[Records from a dataset]
------------
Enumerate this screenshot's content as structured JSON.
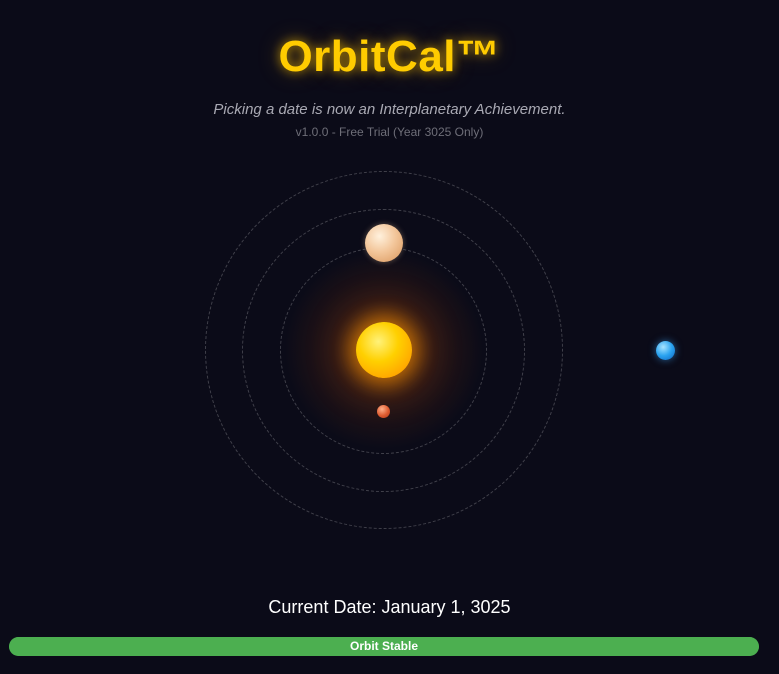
{
  "app": {
    "title": "OrbitCal™",
    "tagline": "Picking a date is now an Interplanetary Achievement.",
    "version": "v1.0.0 - Free Trial (Year 3025 Only)"
  },
  "orbit_view": {
    "sun_icon": "sun-icon",
    "planets": [
      {
        "name": "venus-planet",
        "color": "#f3c79c"
      },
      {
        "name": "mars-planet",
        "color": "#dd5a2e"
      },
      {
        "name": "earth-planet",
        "color": "#2aa3f0"
      }
    ],
    "ring_count": 3
  },
  "date": {
    "current": "Current Date: January 1, 3025"
  },
  "status": {
    "label": "Orbit Stable",
    "progress": 1.0,
    "color": "#4caf50"
  },
  "colors": {
    "background": "#0b0b18",
    "accent": "#ffcc00"
  }
}
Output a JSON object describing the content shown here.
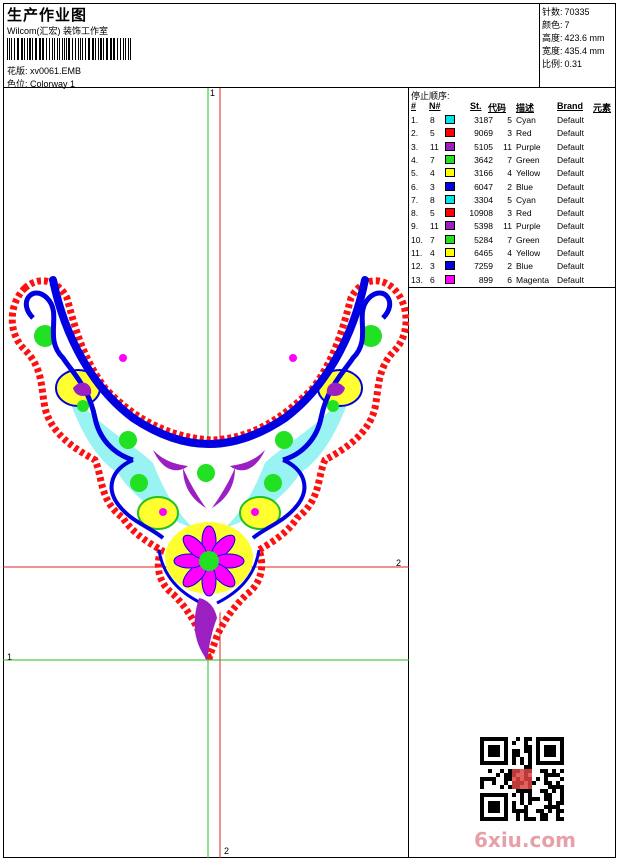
{
  "header": {
    "title": "生产作业图",
    "company": "Wilcom(汇宏) 装饰工作室",
    "design_label": "花版:",
    "design_value": "xv0061.EMB",
    "colorway_label": "色位:",
    "colorway_value": "Colorway 1"
  },
  "stats": {
    "stitches_label": "针数:",
    "stitches": "70335",
    "colors_label": "颜色:",
    "colors": "7",
    "height_label": "高度:",
    "height": "423.6 mm",
    "width_label": "宽度:",
    "width": "435.4 mm",
    "scale_label": "比例:",
    "scale": "0.31"
  },
  "sequence": {
    "heading": "停止顺序:",
    "columns": {
      "idx": "#",
      "n": "N#",
      "st": "St.",
      "code": "代码",
      "desc": "描述",
      "brand": "Brand",
      "elem": "元素"
    },
    "rows": [
      {
        "idx": "1.",
        "n": "8",
        "color": "#00e5e5",
        "st": "3187",
        "code": "5",
        "desc": "Cyan",
        "brand": "Default"
      },
      {
        "idx": "2.",
        "n": "5",
        "color": "#ff0000",
        "st": "9069",
        "code": "3",
        "desc": "Red",
        "brand": "Default"
      },
      {
        "idx": "3.",
        "n": "11",
        "color": "#9b1fc1",
        "st": "5105",
        "code": "11",
        "desc": "Purple",
        "brand": "Default"
      },
      {
        "idx": "4.",
        "n": "7",
        "color": "#22e022",
        "st": "3642",
        "code": "7",
        "desc": "Green",
        "brand": "Default"
      },
      {
        "idx": "5.",
        "n": "4",
        "color": "#ffff00",
        "st": "3166",
        "code": "4",
        "desc": "Yellow",
        "brand": "Default"
      },
      {
        "idx": "6.",
        "n": "3",
        "color": "#0000e0",
        "st": "6047",
        "code": "2",
        "desc": "Blue",
        "brand": "Default"
      },
      {
        "idx": "7.",
        "n": "8",
        "color": "#00e5e5",
        "st": "3304",
        "code": "5",
        "desc": "Cyan",
        "brand": "Default"
      },
      {
        "idx": "8.",
        "n": "5",
        "color": "#ff0000",
        "st": "10908",
        "code": "3",
        "desc": "Red",
        "brand": "Default"
      },
      {
        "idx": "9.",
        "n": "11",
        "color": "#9b1fc1",
        "st": "5398",
        "code": "11",
        "desc": "Purple",
        "brand": "Default"
      },
      {
        "idx": "10.",
        "n": "7",
        "color": "#22e022",
        "st": "5284",
        "code": "7",
        "desc": "Green",
        "brand": "Default"
      },
      {
        "idx": "11.",
        "n": "4",
        "color": "#ffff00",
        "st": "6465",
        "code": "4",
        "desc": "Yellow",
        "brand": "Default"
      },
      {
        "idx": "12.",
        "n": "3",
        "color": "#0000e0",
        "st": "7259",
        "code": "2",
        "desc": "Blue",
        "brand": "Default"
      },
      {
        "idx": "13.",
        "n": "6",
        "color": "#ff00ff",
        "st": "899",
        "code": "6",
        "desc": "Magenta",
        "brand": "Default"
      }
    ]
  },
  "canvas": {
    "guide_top": "1",
    "guide_right": "2",
    "guide_left": "1",
    "guide_bottom": "2"
  },
  "watermark": "6xiu.com"
}
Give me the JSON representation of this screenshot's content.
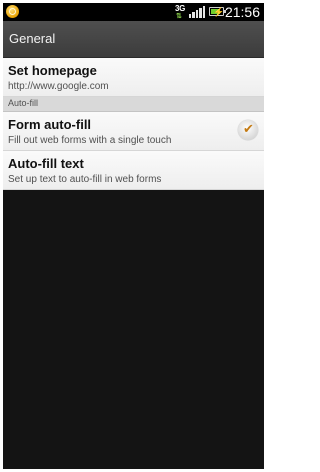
{
  "status_bar": {
    "network_type": "3G",
    "network_activity": "⇅",
    "time": "21:56",
    "notification_icon": "app-notification-icon",
    "signal_bars": [
      4,
      6,
      8,
      10,
      12
    ],
    "battery_level": 0.85
  },
  "header": {
    "title": "General"
  },
  "settings": {
    "homepage": {
      "label": "Set homepage",
      "summary": "http://www.google.com"
    },
    "autofill_section": "Auto-fill",
    "form_autofill": {
      "label": "Form auto-fill",
      "summary": "Fill out web forms with a single touch",
      "checked": true,
      "check_glyph": "✔"
    },
    "autofill_text": {
      "label": "Auto-fill text",
      "summary": "Set up text to auto-fill in web forms"
    }
  },
  "colors": {
    "accent_check": "#c47a12",
    "battery": "#6fcf2c",
    "background": "#141414"
  }
}
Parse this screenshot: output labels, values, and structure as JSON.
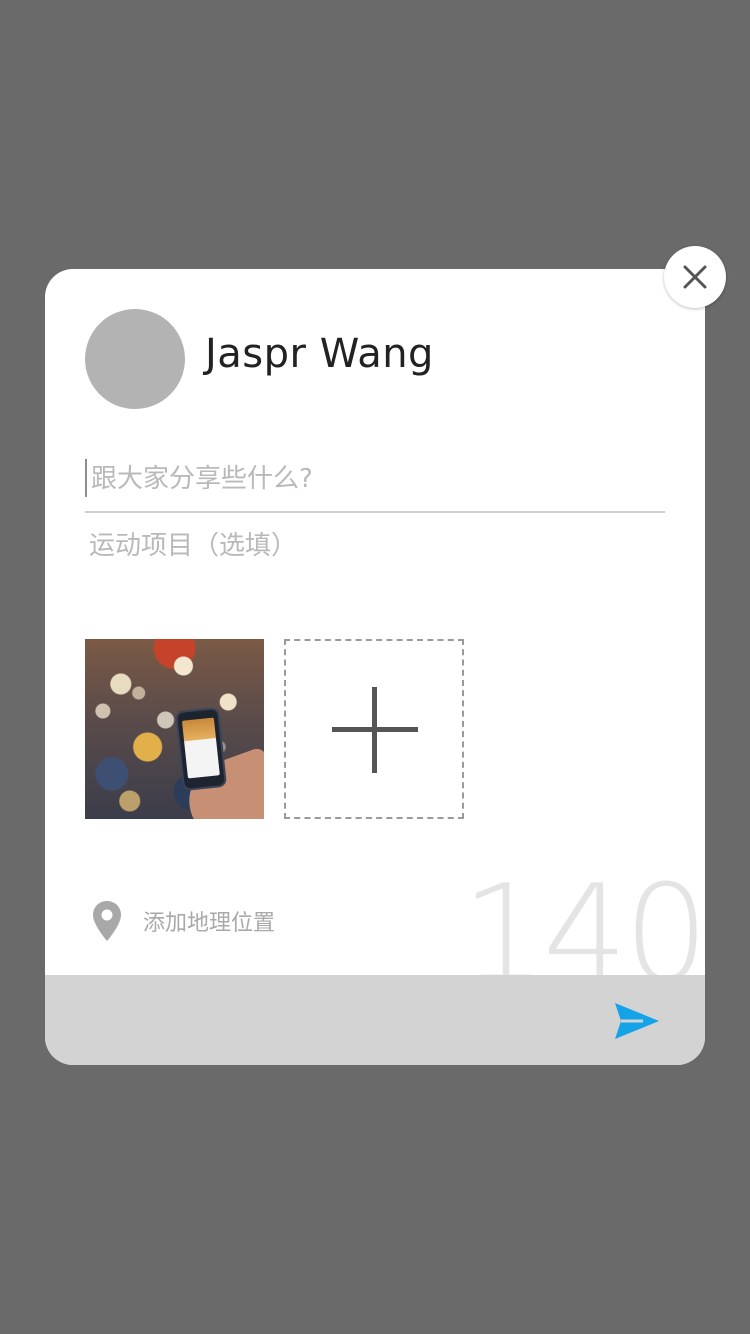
{
  "user": {
    "name": "Jaspr Wang"
  },
  "post": {
    "placeholder": "跟大家分享些什么?",
    "value": ""
  },
  "sport": {
    "placeholder": "运动项目（选填）",
    "value": ""
  },
  "location": {
    "label": "添加地理位置",
    "icon": "location-pin-icon"
  },
  "char_counter": "140",
  "colors": {
    "overlay": "#6a6a6a",
    "card": "#ffffff",
    "avatar_placeholder": "#b3b3b3",
    "bottom_bar": "#d3d3d3",
    "send_accent": "#14a2e8",
    "muted_text": "#b9b9b9"
  },
  "icons": {
    "close": "close-icon",
    "add_photo": "plus-icon",
    "send": "send-icon"
  }
}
------------
**WHAT THE EXERCISE ASKS**
Gather from the records above every line containing the string "name".

**THE SOLUTION**
        "name": "venus-planet",
        "name": "mars-planet",
        "name": "earth-planet",
    "name": "Jaspr Wang"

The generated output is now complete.